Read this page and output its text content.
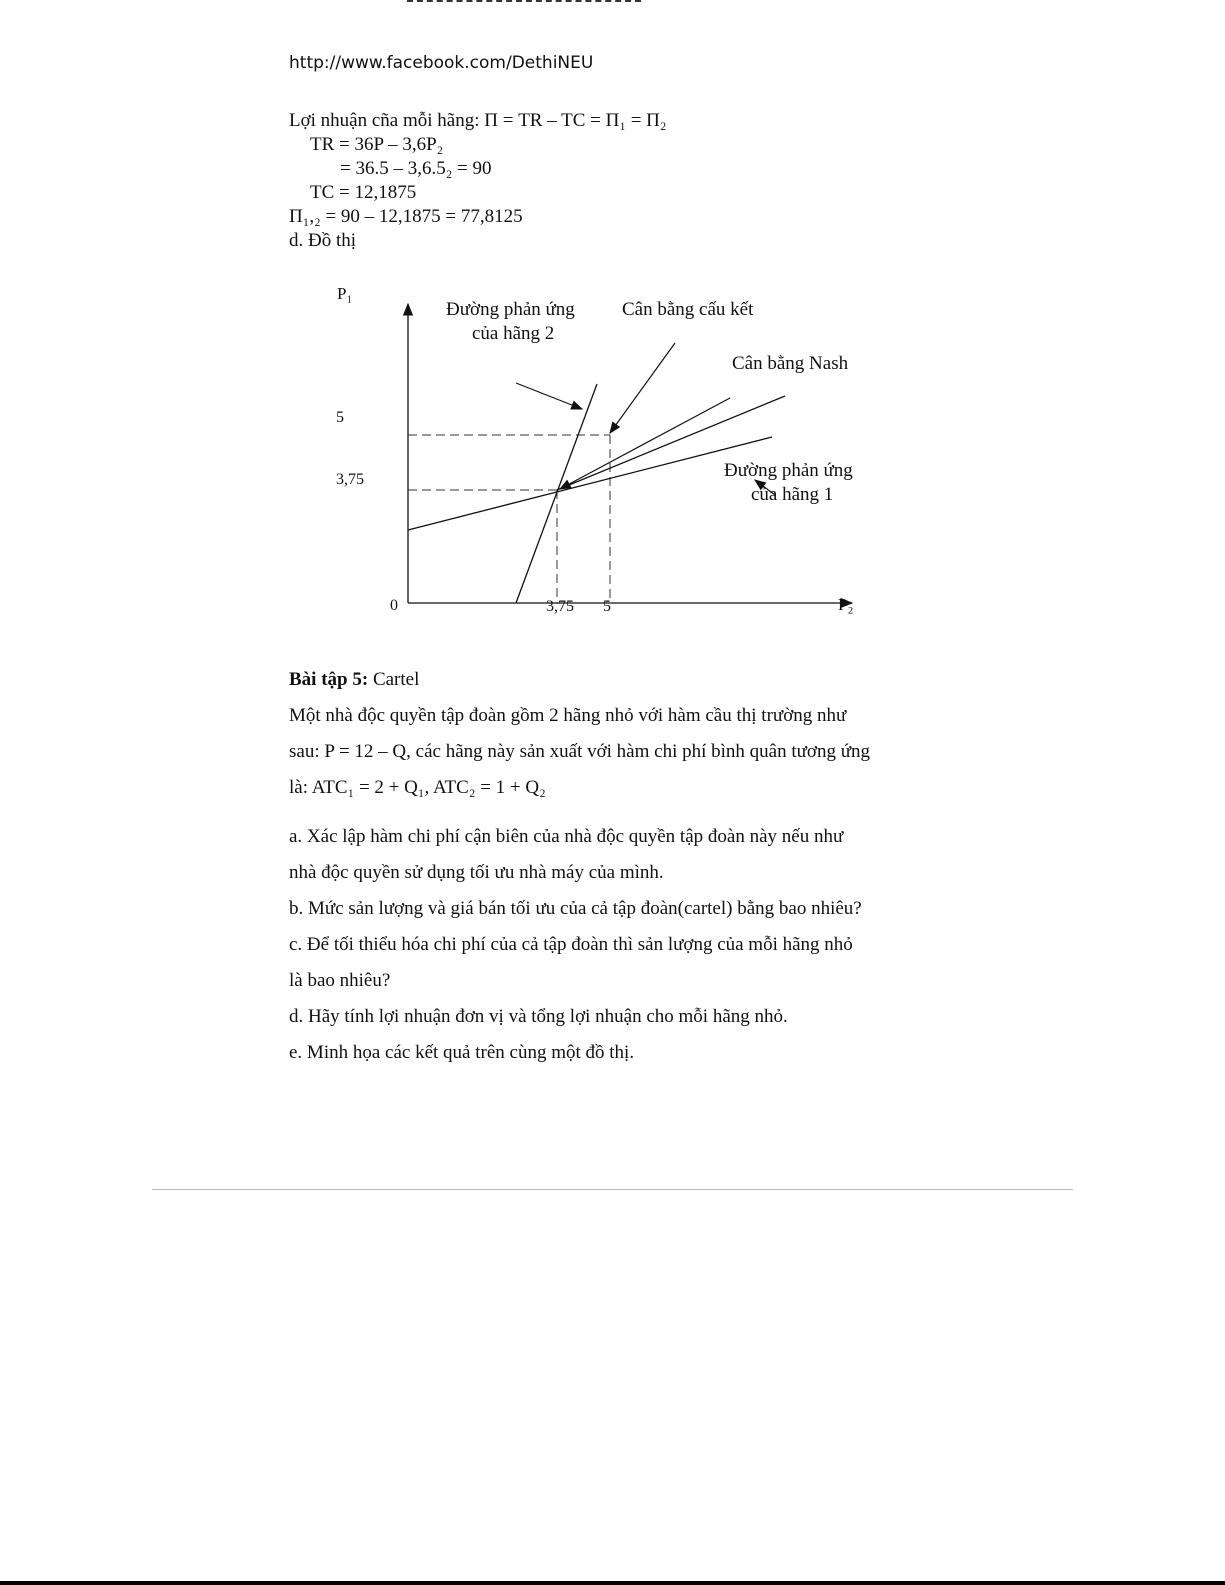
http://www.facebook.com/DethiNEU
Lợi nhuận cña mỗi hãng: Π = TR – TC = Π₁ = Π₂
TR = 36P – 3,6P₂
= 36.5 – 3,6.5₂ = 90
TC = 12,1875
Π₁,₂ = 90 – 12,1875 = 77,8125
d. Đồ thị
P₁
P₂
0
5
3,75
3,75 5
Đường phản ứng
của hãng 2
Cân bằng cấu kết
Cân bằng Nash
Đường phản ứng
của hãng 1
Bài tập 5: Cartel
Một nhà độc quyền tập đoàn gồm 2 hãng nhỏ với hàm cầu thị trường như
sau: P = 12 – Q, các hãng này sản xuất với hàm chi phí bình quân tương ứng
là: ATC₁ = 2 + Q₁, ATC₂ = 1 + Q₂
a. Xác lập hàm chi phí cận biên của nhà độc quyền tập đoàn này nếu như
nhà độc quyền sử dụng tối ưu nhà máy của mình.
b. Mức sản lượng và giá bán tối ưu của cả tập đoàn(cartel) bằng bao nhiêu?
c. Để tối thiểu hóa chi phí của cả tập đoàn thì sản lượng của mỗi hãng nhỏ
là bao nhiêu?
d. Hãy tính lợi nhuận đơn vị và tổng lợi nhuận cho mỗi hãng nhỏ.
e. Minh họa các kết quả trên cùng một đồ thị.
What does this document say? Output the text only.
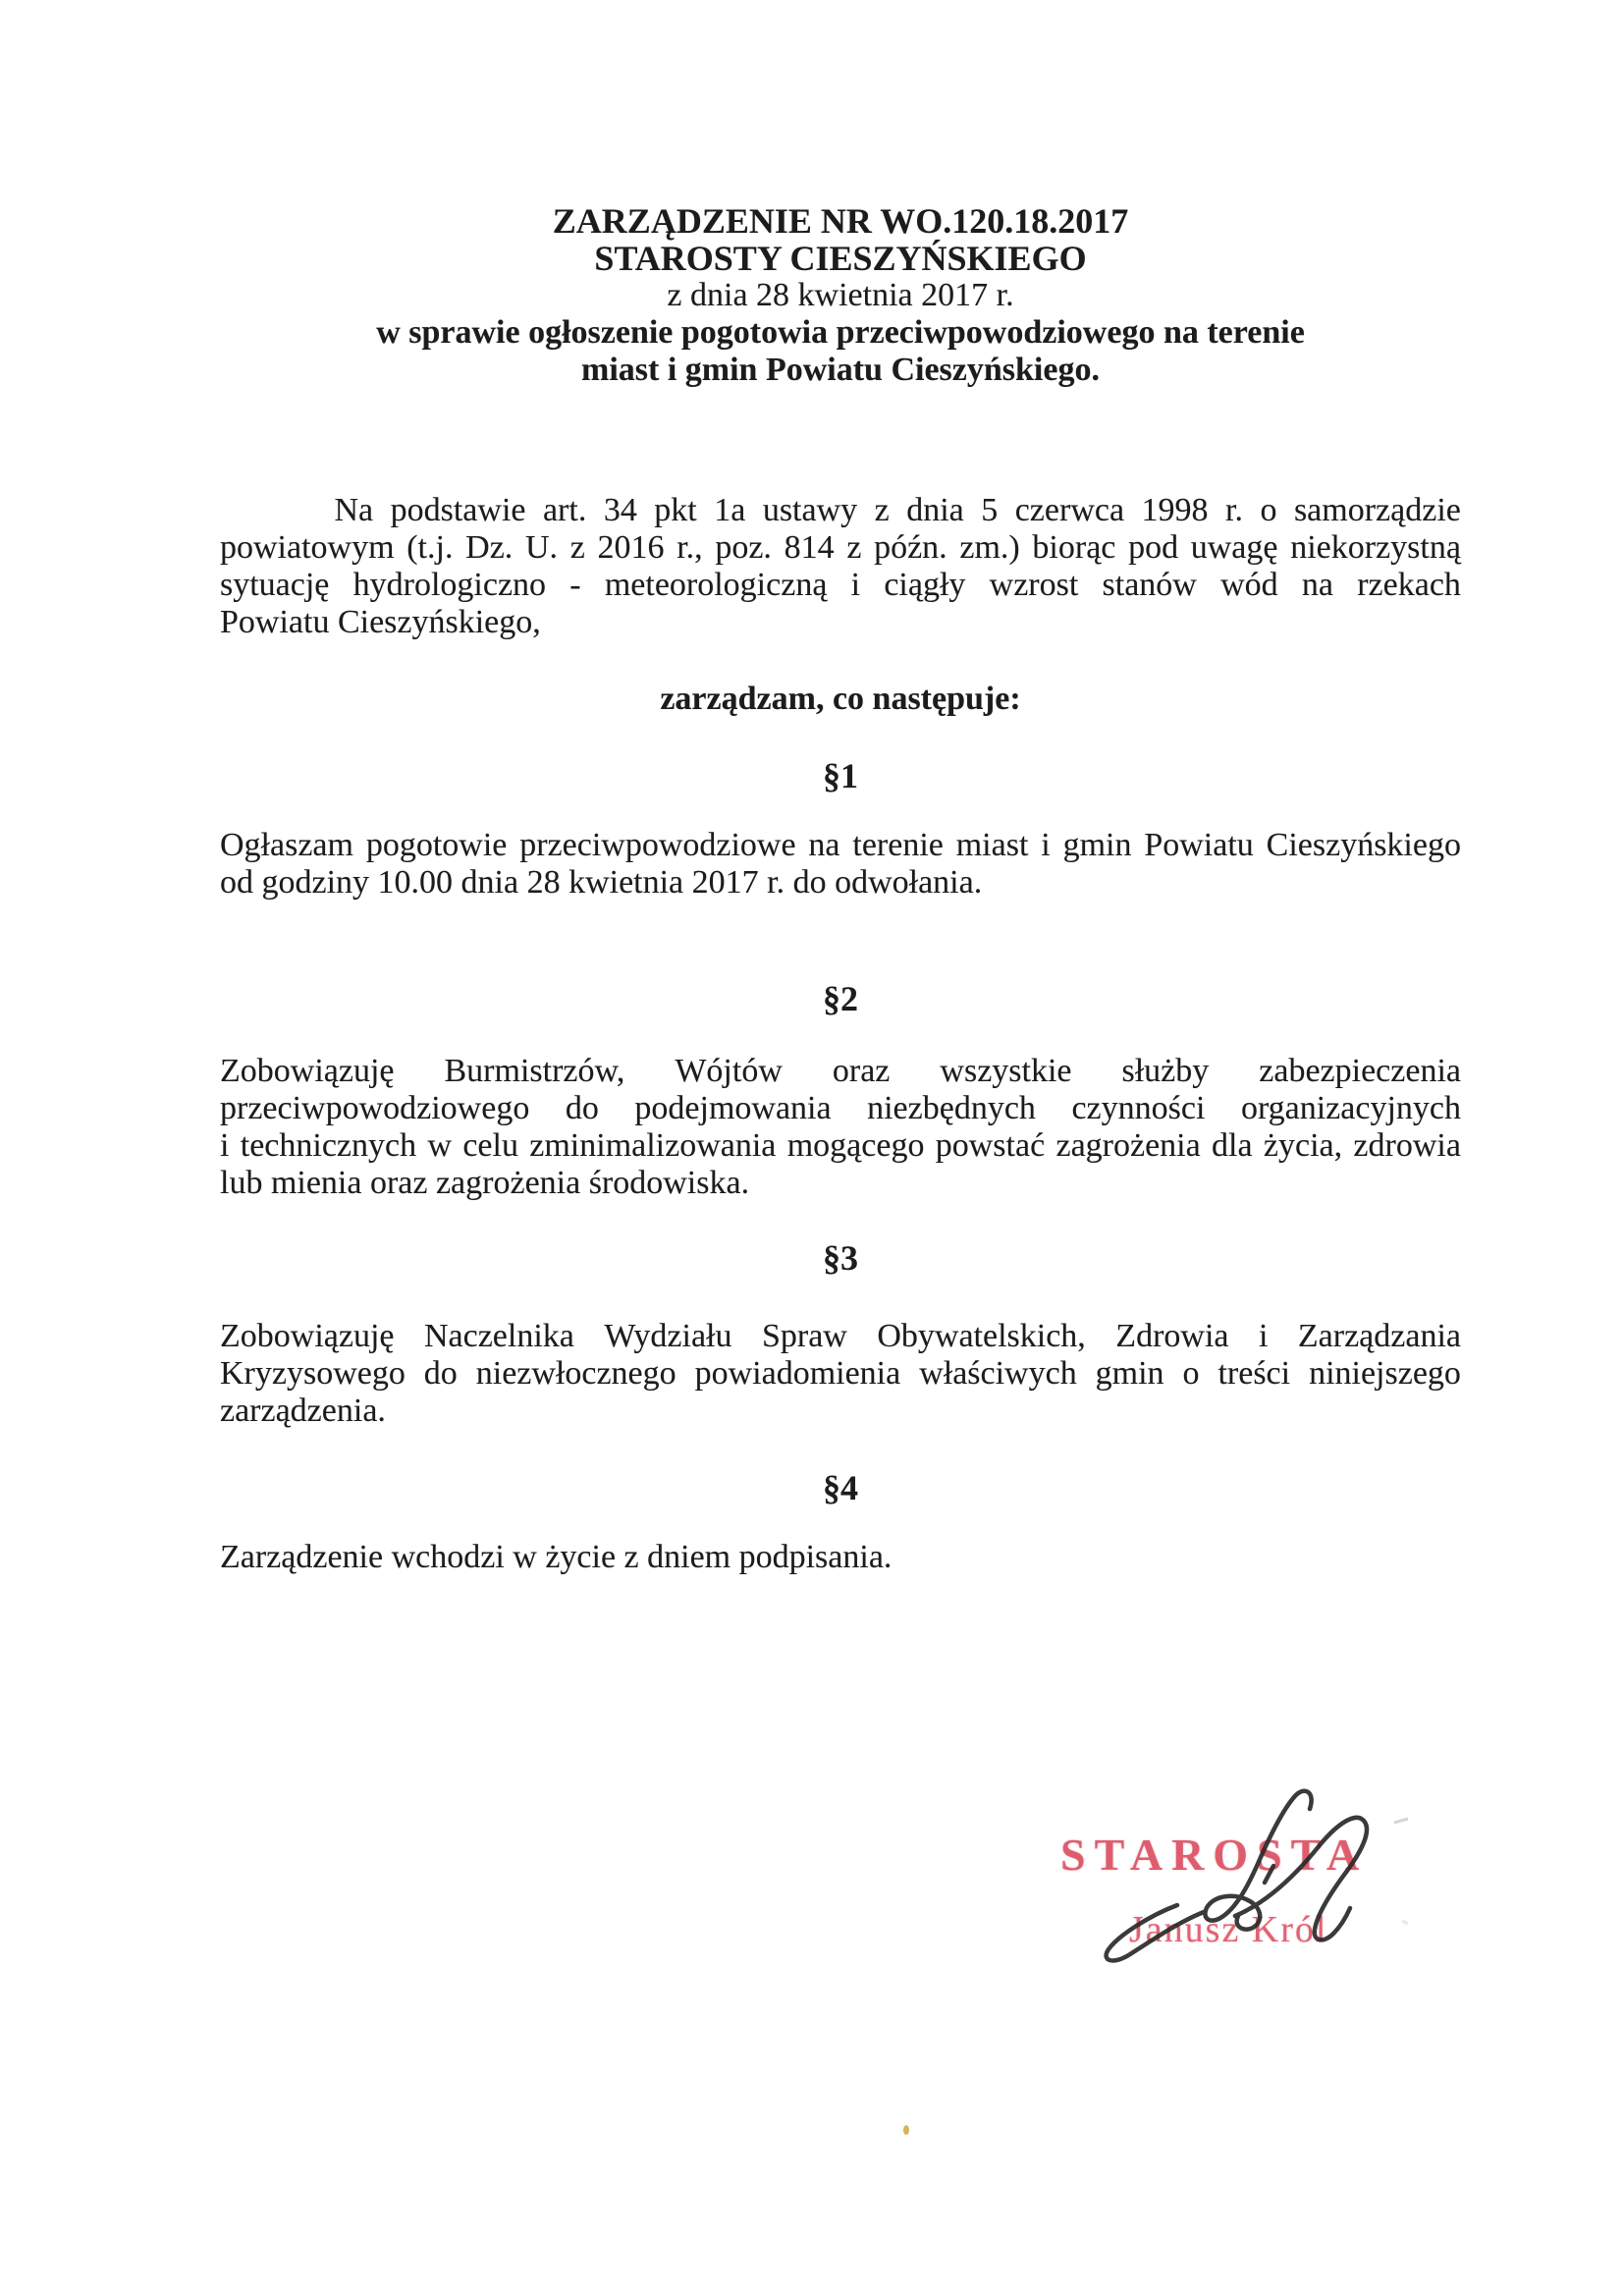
ZARZĄDZENIE NR WO.120.18.2017
STAROSTY CIESZYŃSKIEGO
z dnia 28 kwietnia 2017 r.
w sprawie ogłoszenie pogotowia przeciwpowodziowego na terenie
miast i gmin Powiatu Cieszyńskiego.
Na podstawie art. 34 pkt 1a ustawy z dnia 5 czerwca 1998 r. o samorządzie
powiatowym (t.j. Dz. U. z 2016 r., poz. 814 z późn. zm.) biorąc pod uwagę niekorzystną
sytuację hydrologiczno - meteorologiczną i ciągły wzrost stanów wód na rzekach
Powiatu Cieszyńskiego,
zarządzam, co następuje:
§1
Ogłaszam pogotowie przeciwpowodziowe na terenie miast i gmin Powiatu Cieszyńskiego
od godziny 10.00 dnia 28 kwietnia 2017 r. do odwołania.
§2
Zobowiązuję Burmistrzów, Wójtów oraz wszystkie służby zabezpieczenia
przeciwpowodziowego do podejmowania niezbędnych czynności organizacyjnych
i technicznych w celu zminimalizowania mogącego powstać zagrożenia dla życia, zdrowia
lub mienia oraz zagrożenia środowiska.
§3
Zobowiązuję Naczelnika Wydziału Spraw Obywatelskich, Zdrowia i Zarządzania
Kryzysowego do niezwłocznego powiadomienia właściwych gmin o treści niniejszego
zarządzenia.
§4
Zarządzenie wchodzi w życie z dniem podpisania.
STAROSTA
Janusz Król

____

Tally the lines of the listing above that include the word "nhuận". Answer with the number alone.

**COMPLETE ANSWER**
2